High voltages lead to saturation, which causes increase in currents, along with poor power factor.
In your example, an ideal voltage there to run cool and efficient would be 220V. I doubt you would see a marked decrease in life at 240V, but your just wasting energy.

Like I said in an earlier post, the range is only for daily variations.
say we put that motor in and the voltage is set at 240. The utility decides to up the regulators for an impending heat wave and set the service voltage at 252. It won’t stay that way long, but it will be done occasionally.
now your motor is running at 10% over rated voltage.

also the high voltage screws with ballasts, contactors, coils.. basically any other magnetic equipment in an installation.
 

LarryFine

Master Electrician Electric Contractor Richmond VA
Location
Henrico County, VA
Occupation
Electrical Contractor
High voltages lead to saturation, which causes increase in currents, along with poor power factor.
In your example, an ideal voltage there to run cool and efficient would be 220V. I doubt you would see a marked decrease in life at 240V, but your just wasting energy.
Thank you. Would the 220v still be ideal with the motor well loaded?
 

Beaches EE

Senior Member
Location
NE Florida
Occupation
Electrical Engineer / Facilities Manager
To clarify my post #2, with a standard nameplate of 460 volts on a 480 volt system my "lower is better" means at or close to 460 volts rather than at or close to 480 volts at the motor terminals.
 

paulengr

Senior Member
I still don't understand your correction to my assertion. Please explain what I'm missing.

If not near the top end of the nameplate voltage range, what is the ideal voltage for a motor?

The ideal voltage is at name plate. Efficiency drops off in either direction, both above and below name plate. That’s not my chart. It is straight out of text books on motors.

________________

**Try it**
Please state the service voltage that, in the motor voltage discussion, the utility might set before an impending heat wave.

(Page segmentation data)
________________

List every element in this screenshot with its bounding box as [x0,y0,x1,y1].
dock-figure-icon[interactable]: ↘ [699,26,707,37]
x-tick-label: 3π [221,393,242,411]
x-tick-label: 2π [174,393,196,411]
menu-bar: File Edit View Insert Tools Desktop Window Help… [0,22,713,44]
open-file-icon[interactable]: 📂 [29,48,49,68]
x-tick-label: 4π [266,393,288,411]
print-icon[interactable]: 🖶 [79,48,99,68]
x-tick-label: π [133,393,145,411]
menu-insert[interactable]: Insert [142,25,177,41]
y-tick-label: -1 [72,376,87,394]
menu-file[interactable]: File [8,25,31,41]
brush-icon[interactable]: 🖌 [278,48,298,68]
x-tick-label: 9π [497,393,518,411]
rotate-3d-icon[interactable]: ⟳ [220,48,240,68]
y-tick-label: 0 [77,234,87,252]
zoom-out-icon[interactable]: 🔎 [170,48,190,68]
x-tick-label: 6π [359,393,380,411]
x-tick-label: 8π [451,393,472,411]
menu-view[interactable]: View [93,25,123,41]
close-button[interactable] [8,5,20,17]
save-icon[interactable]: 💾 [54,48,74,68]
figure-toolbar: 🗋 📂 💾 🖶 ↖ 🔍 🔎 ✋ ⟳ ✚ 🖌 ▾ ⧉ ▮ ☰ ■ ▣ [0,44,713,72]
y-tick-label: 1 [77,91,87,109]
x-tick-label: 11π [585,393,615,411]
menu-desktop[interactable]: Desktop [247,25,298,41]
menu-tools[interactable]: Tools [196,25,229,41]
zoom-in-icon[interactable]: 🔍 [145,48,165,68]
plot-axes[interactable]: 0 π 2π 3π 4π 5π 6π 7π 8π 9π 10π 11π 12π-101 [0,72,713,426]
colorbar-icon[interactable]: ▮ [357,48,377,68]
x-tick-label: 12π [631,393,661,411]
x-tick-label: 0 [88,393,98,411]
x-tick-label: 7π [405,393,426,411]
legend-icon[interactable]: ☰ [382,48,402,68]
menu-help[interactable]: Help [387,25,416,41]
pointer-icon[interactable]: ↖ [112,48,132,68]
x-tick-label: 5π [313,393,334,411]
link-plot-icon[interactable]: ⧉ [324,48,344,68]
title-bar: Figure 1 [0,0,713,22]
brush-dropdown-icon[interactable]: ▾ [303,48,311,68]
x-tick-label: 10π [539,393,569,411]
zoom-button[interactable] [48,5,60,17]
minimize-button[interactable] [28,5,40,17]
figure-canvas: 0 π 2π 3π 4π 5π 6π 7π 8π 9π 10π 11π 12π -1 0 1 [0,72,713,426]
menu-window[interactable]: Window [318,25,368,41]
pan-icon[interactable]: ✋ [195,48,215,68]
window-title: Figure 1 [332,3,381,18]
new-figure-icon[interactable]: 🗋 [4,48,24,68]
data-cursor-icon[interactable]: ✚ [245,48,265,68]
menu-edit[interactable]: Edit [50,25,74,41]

________________

**Result**
252 volts.